■ Aim of the exercise ■
Please format the rows below, from the one containing "svg-text:Clear: Clear: [703, 490, 717, 496]" through the one containing "svg-text:Popcorn: Popcorn: [599, 307, 624, 314]", both included, as a JSON list of strings, one string per row, leaving out any blank rows.

⁂

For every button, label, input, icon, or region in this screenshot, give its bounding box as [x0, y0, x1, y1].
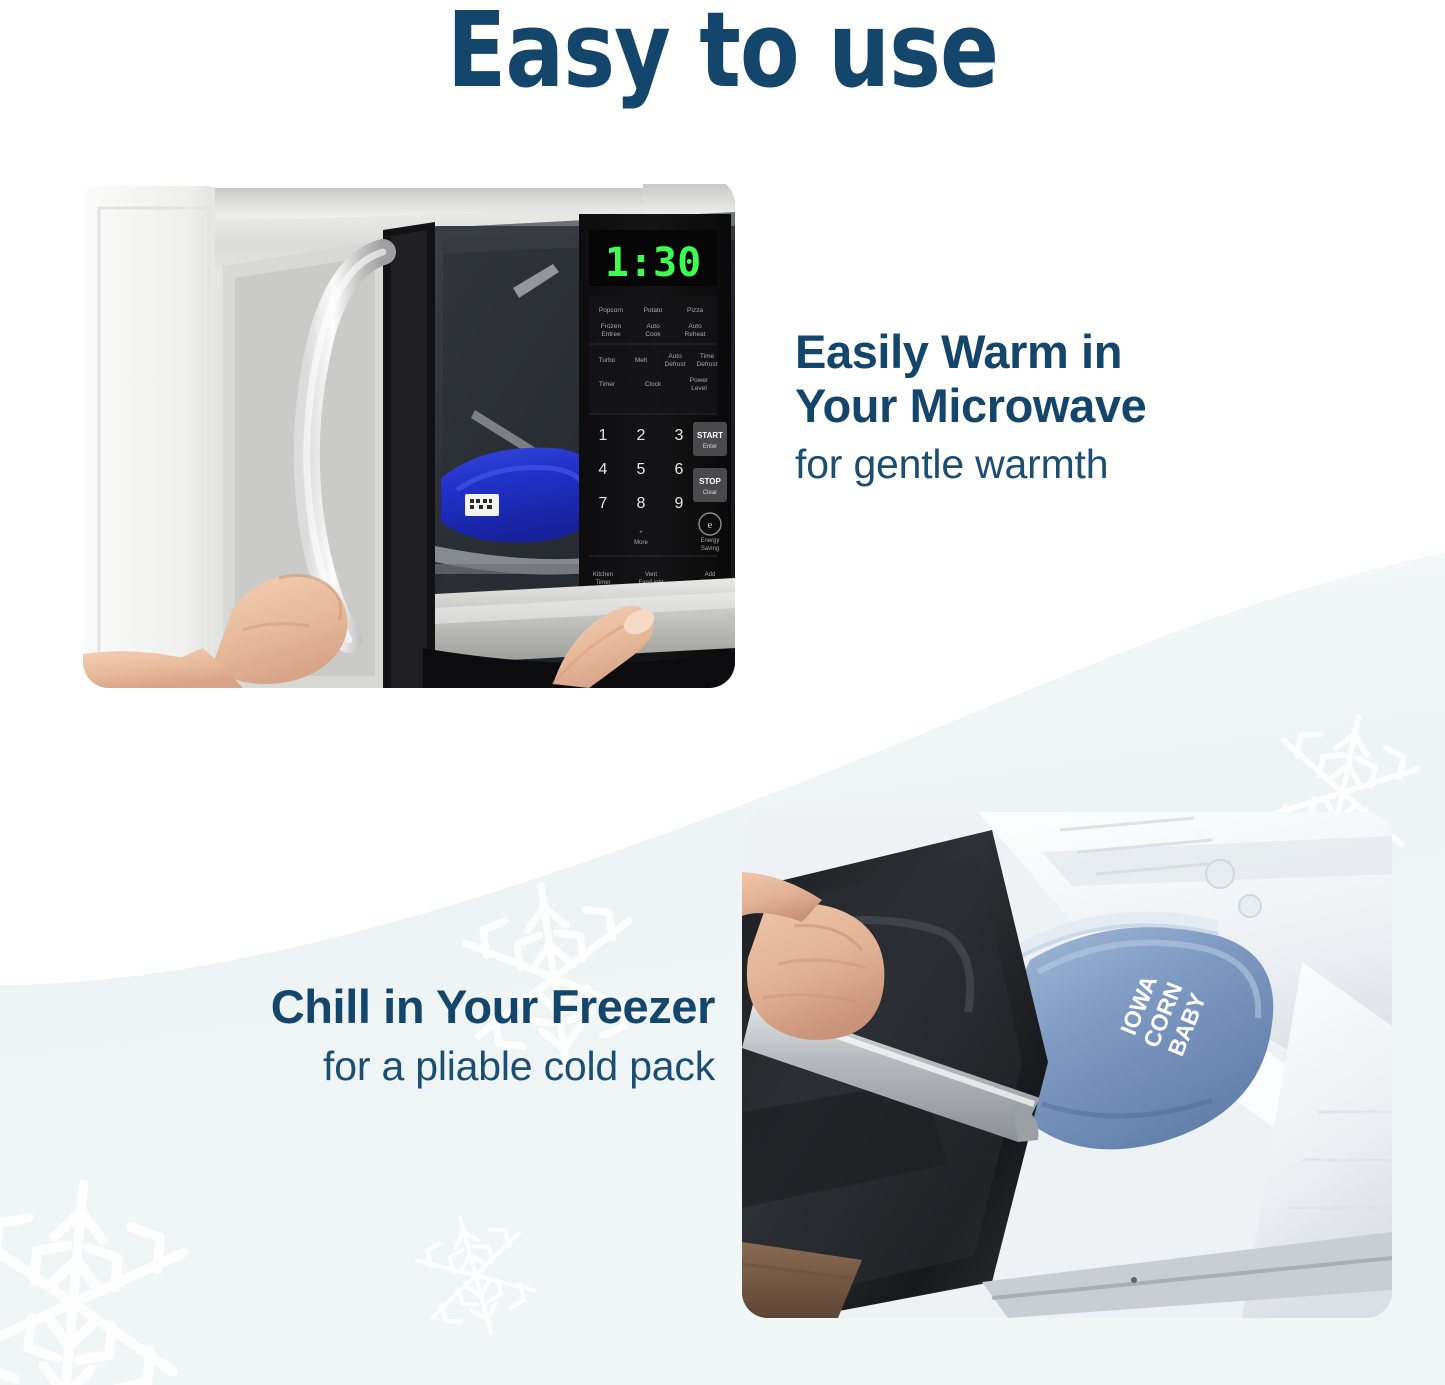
svg-text:Clear: Clear: [703, 490, 717, 496]
infographic-page: Easy to use: [0, 0, 1445, 1385]
svg-text:9: 9: [675, 495, 684, 512]
svg-text:Saving: Saving: [701, 546, 719, 552]
svg-text:Time: Time: [700, 353, 715, 360]
microwave-headline-line1: Easily Warm in: [795, 325, 1122, 378]
svg-text:+: +: [639, 530, 643, 536]
svg-text:Power: Power: [690, 377, 709, 384]
svg-text:1: 1: [599, 427, 608, 444]
svg-text:Auto: Auto: [668, 353, 682, 360]
svg-text:START: START: [697, 431, 723, 440]
svg-text:2: 2: [637, 427, 646, 444]
microwave-copy-block: Easily Warm in Your Microwave for gentle…: [795, 325, 1365, 489]
svg-text:Clock: Clock: [645, 381, 662, 388]
svg-text:Popcorn: Popcorn: [599, 307, 624, 314]
svg-text:Cook: Cook: [645, 331, 661, 338]
svg-text:8: 8: [637, 495, 646, 512]
svg-text:Defrost: Defrost: [697, 361, 718, 368]
svg-text:6: 6: [675, 461, 684, 478]
svg-text:Defrost: Defrost: [665, 361, 686, 368]
svg-text:Auto: Auto: [688, 323, 702, 330]
svg-text:Level: Level: [691, 385, 707, 392]
svg-text:3: 3: [675, 427, 684, 444]
svg-text:Frozen: Frozen: [601, 323, 622, 330]
svg-text:STOP: STOP: [699, 477, 721, 486]
svg-text:Timer: Timer: [599, 381, 616, 388]
svg-text:e: e: [708, 519, 713, 531]
microwave-photo: 1:30 PopcornPotatoPizza FrozenEntree Aut…: [83, 178, 735, 688]
svg-text:Potato: Potato: [644, 307, 663, 314]
freezer-copy-block: Chill in Your Freezer for a pliable cold…: [60, 980, 715, 1091]
freezer-photo: IOWA CORN BABY: [742, 812, 1392, 1318]
svg-text:Enter: Enter: [703, 444, 717, 450]
svg-text:Reheat: Reheat: [685, 331, 706, 338]
svg-text:Add: Add: [705, 572, 716, 578]
svg-text:Auto: Auto: [646, 323, 660, 330]
freezer-headline: Chill in Your Freezer: [60, 980, 715, 1034]
svg-text:Entree: Entree: [601, 331, 621, 338]
svg-text:4: 4: [599, 461, 608, 478]
svg-text:5: 5: [637, 461, 646, 478]
svg-text:Energy: Energy: [700, 538, 719, 544]
page-title: Easy to use: [51, 0, 1395, 106]
svg-text:Melt: Melt: [635, 357, 647, 364]
svg-text:7: 7: [599, 495, 608, 512]
svg-text:Kitchen: Kitchen: [593, 572, 613, 578]
svg-text:Pizza: Pizza: [687, 307, 703, 314]
svg-text:More: More: [634, 540, 648, 546]
microwave-headline: Easily Warm in Your Microwave: [795, 325, 1365, 432]
svg-text:Vent: Vent: [645, 572, 657, 578]
svg-text:Turbo: Turbo: [599, 357, 616, 364]
microwave-display-value: 1:30: [605, 240, 701, 286]
microwave-headline-line2: Your Microwave: [795, 379, 1146, 432]
microwave-subline: for gentle warmth: [795, 440, 1365, 489]
freezer-subline: for a pliable cold pack: [60, 1042, 715, 1091]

⁂

■ Result ■
[
  "svg-text:Clear: Clear: [703, 490, 717, 496]",
  "infographic-page: Easy to use: [0, 0, 1445, 1385]",
  "svg-text:9: 9: [675, 495, 684, 512]",
  "svg-text:Saving: Saving: [701, 546, 719, 552]",
  "svg-text:Time: Time: [700, 353, 715, 360]",
  "microwave-headline-line1: Easily Warm in: [795, 325, 1122, 378]",
  "svg-text:+: +: [639, 530, 643, 536]",
  "svg-text:Power: Power: [690, 377, 709, 384]",
  "svg-text:1: 1: [599, 427, 608, 444]",
  "svg-text:Auto: Auto: [668, 353, 682, 360]",
  "svg-text:START: START: [697, 431, 723, 440]",
  "svg-text:2: 2: [637, 427, 646, 444]",
  "microwave-copy-block: Easily Warm in Your Microwave for gentle…: [795, 325, 1365, 489]",
  "svg-text:Clock: Clock: [645, 381, 662, 388]",
  "svg-text:Popcorn: Popcorn: [599, 307, 624, 314]"
]